## Task directions:
Look through the listing for the word "frustrated". Copy each line that has it.

Entries taken from a collection

-=-=-=-=-

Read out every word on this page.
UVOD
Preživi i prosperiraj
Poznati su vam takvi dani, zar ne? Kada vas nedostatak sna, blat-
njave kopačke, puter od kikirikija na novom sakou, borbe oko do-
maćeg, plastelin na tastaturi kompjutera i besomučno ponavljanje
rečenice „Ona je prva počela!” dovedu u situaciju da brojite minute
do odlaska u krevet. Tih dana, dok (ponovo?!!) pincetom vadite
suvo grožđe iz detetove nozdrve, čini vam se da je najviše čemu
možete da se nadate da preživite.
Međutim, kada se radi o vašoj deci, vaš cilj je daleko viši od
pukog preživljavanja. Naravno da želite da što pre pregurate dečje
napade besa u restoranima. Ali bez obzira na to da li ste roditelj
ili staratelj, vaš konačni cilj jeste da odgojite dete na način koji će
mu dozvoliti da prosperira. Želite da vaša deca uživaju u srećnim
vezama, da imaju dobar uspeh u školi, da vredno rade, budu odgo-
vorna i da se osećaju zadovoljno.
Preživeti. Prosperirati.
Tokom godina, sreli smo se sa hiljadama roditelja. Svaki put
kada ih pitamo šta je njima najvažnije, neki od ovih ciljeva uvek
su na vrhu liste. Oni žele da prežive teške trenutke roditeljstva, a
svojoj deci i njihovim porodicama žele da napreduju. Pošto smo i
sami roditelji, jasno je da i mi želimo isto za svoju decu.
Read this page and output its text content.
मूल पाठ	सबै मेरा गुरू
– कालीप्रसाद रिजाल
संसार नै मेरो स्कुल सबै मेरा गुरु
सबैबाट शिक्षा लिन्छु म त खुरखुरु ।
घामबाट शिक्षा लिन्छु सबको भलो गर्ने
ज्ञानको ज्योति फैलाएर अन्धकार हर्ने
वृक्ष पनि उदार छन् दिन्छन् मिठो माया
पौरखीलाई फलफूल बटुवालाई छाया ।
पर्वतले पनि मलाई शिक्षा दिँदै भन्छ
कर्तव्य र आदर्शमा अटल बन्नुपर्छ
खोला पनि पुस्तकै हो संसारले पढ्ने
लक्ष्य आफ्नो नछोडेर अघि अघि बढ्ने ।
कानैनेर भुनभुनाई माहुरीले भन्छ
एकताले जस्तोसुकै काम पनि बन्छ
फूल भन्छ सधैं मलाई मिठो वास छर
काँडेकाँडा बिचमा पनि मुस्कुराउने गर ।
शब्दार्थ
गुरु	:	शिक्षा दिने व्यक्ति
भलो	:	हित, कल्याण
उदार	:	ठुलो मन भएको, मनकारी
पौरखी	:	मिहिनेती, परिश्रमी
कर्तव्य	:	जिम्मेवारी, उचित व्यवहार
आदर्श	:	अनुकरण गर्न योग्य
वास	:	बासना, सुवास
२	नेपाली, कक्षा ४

-=-=-=-=-

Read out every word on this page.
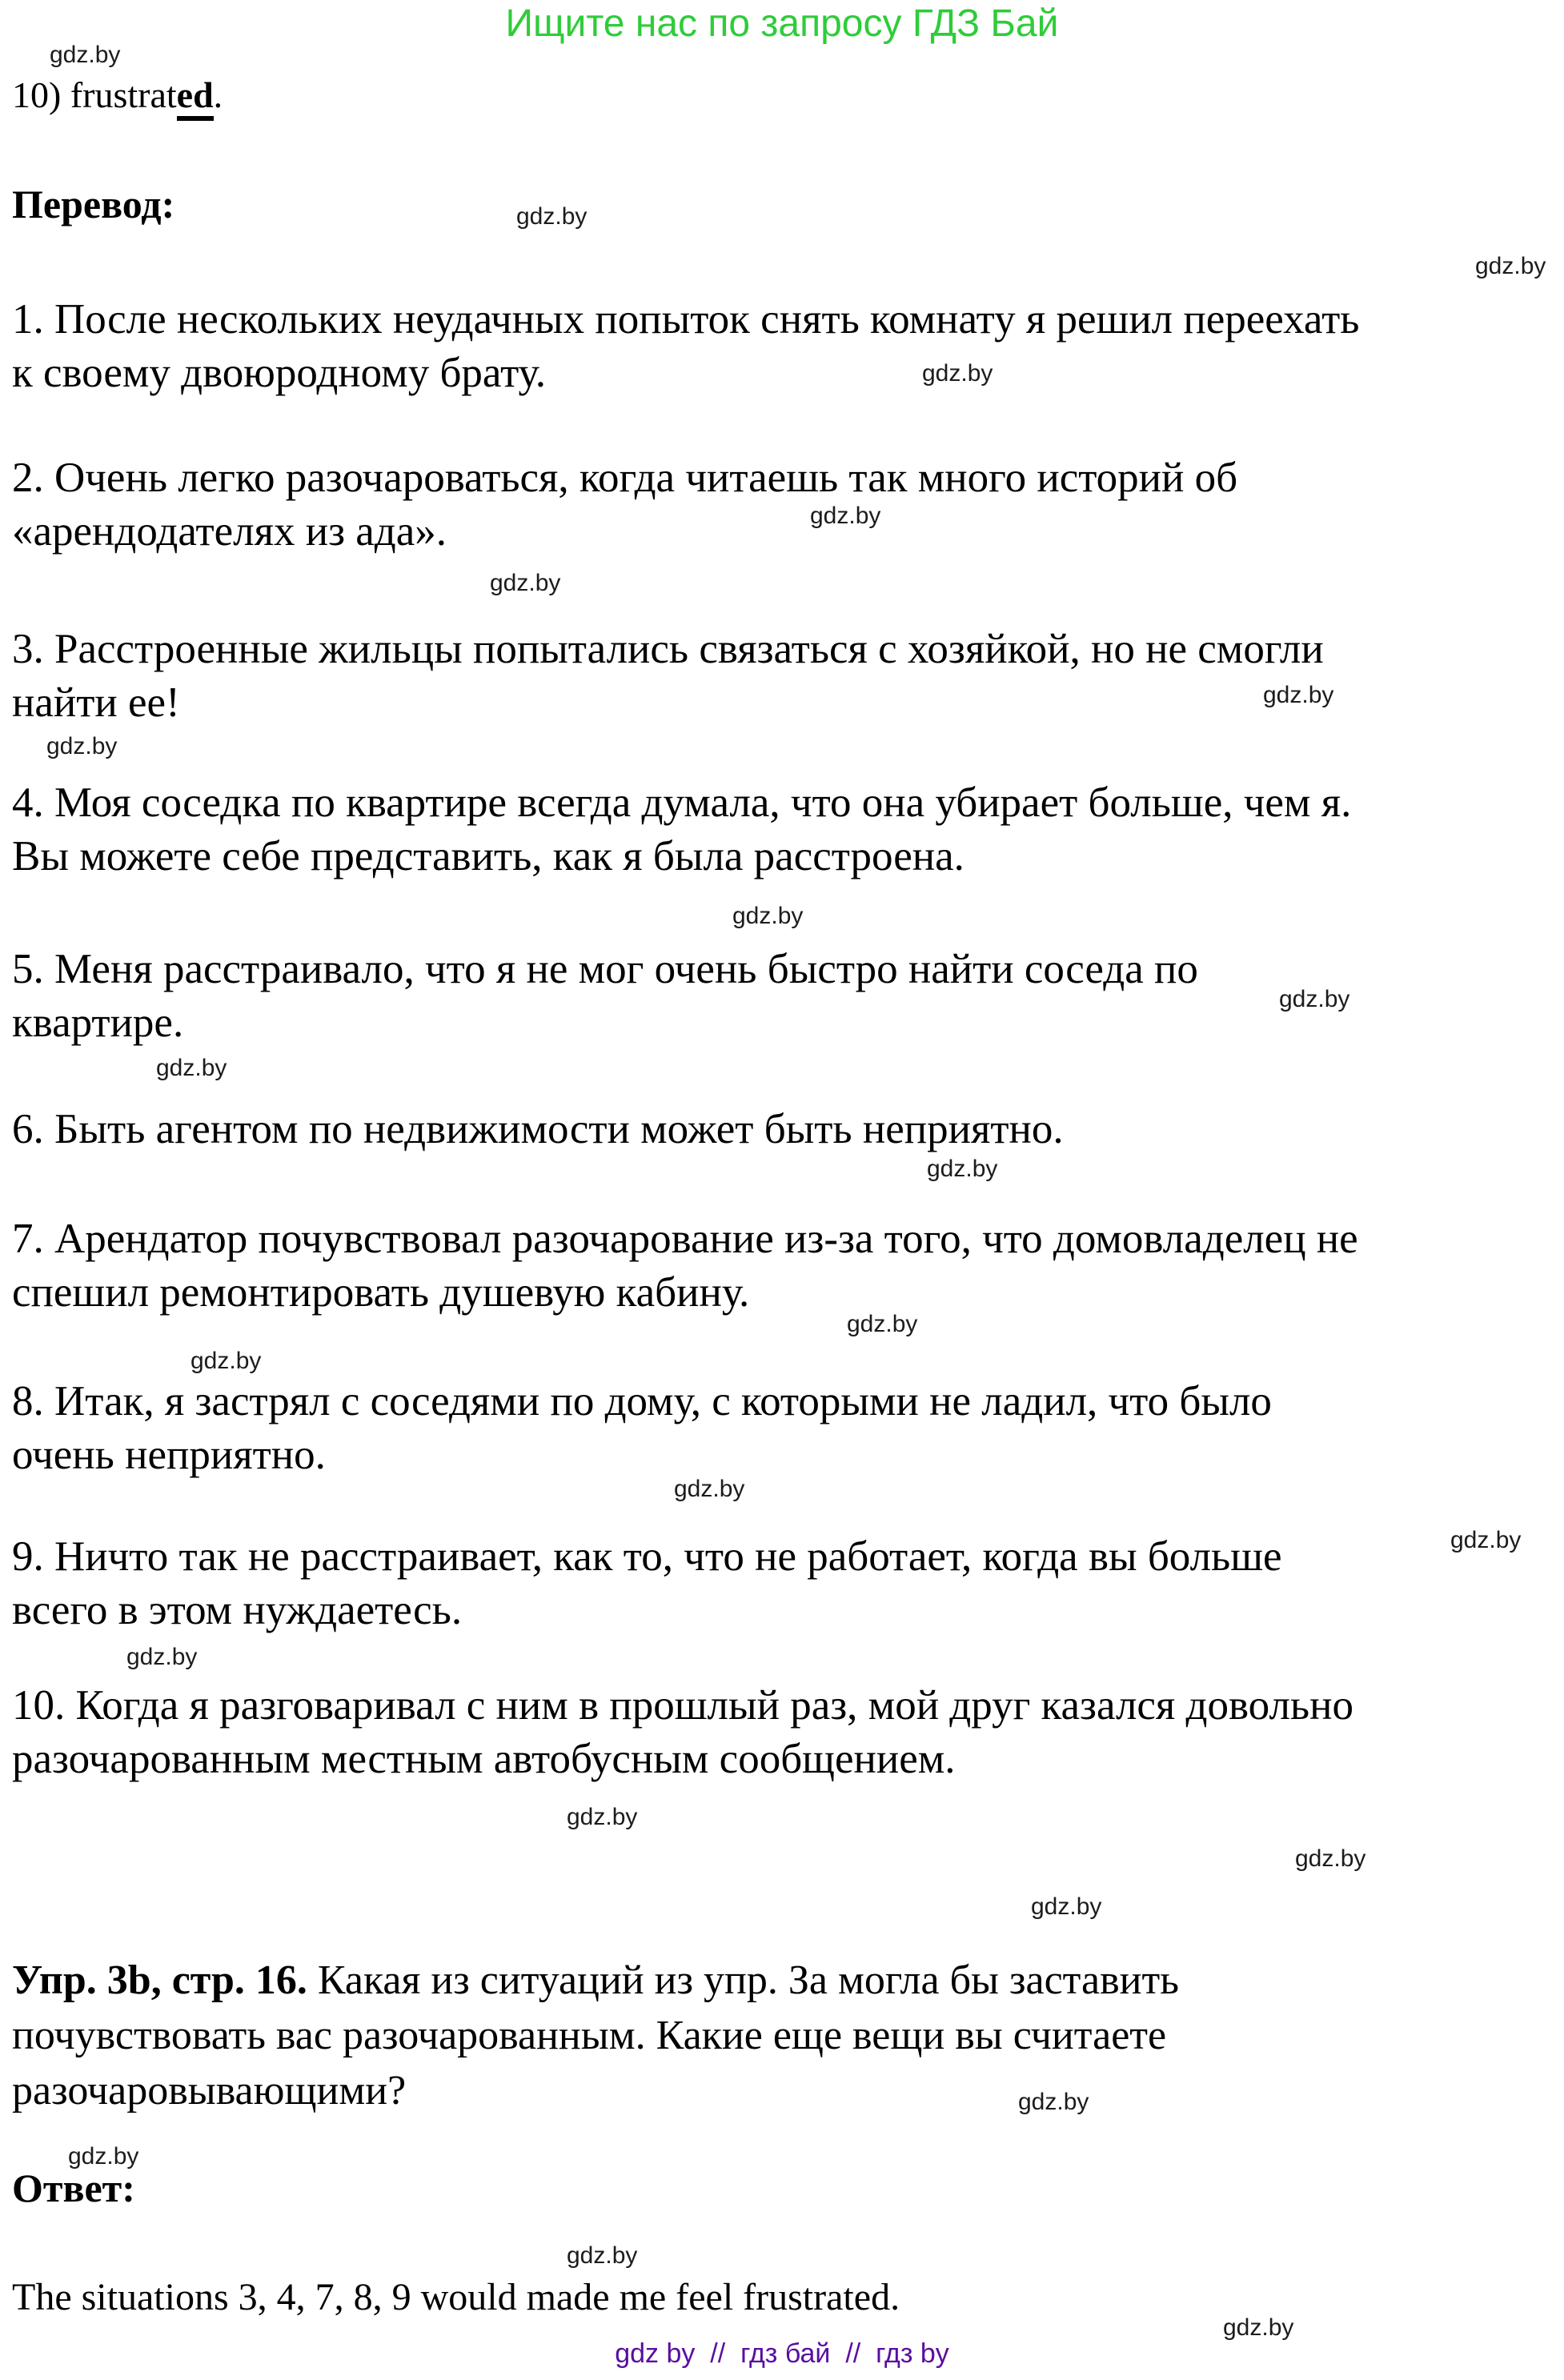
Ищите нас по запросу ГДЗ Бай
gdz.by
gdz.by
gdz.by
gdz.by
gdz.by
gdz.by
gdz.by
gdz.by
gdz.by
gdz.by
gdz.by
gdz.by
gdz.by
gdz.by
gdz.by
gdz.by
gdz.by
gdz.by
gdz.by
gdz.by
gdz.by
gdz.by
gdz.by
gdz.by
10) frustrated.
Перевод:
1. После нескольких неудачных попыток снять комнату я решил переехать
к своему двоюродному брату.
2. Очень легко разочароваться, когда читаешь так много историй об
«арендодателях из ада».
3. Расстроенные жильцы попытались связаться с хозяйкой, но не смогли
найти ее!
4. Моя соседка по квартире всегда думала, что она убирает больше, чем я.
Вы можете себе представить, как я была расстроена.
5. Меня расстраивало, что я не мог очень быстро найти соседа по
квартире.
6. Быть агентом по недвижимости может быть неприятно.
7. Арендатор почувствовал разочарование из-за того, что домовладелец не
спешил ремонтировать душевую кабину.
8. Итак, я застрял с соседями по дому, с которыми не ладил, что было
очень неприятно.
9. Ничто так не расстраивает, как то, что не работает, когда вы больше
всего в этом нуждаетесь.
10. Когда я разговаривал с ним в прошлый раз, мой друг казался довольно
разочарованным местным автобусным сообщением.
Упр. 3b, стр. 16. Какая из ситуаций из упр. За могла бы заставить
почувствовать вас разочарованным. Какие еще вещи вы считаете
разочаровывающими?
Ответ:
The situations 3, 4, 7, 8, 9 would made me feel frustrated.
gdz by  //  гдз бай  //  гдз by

-=-=-=-=-

## Written answer:
10) frustrated.
The situations 3, 4, 7, 8, 9 would made me feel frustrated.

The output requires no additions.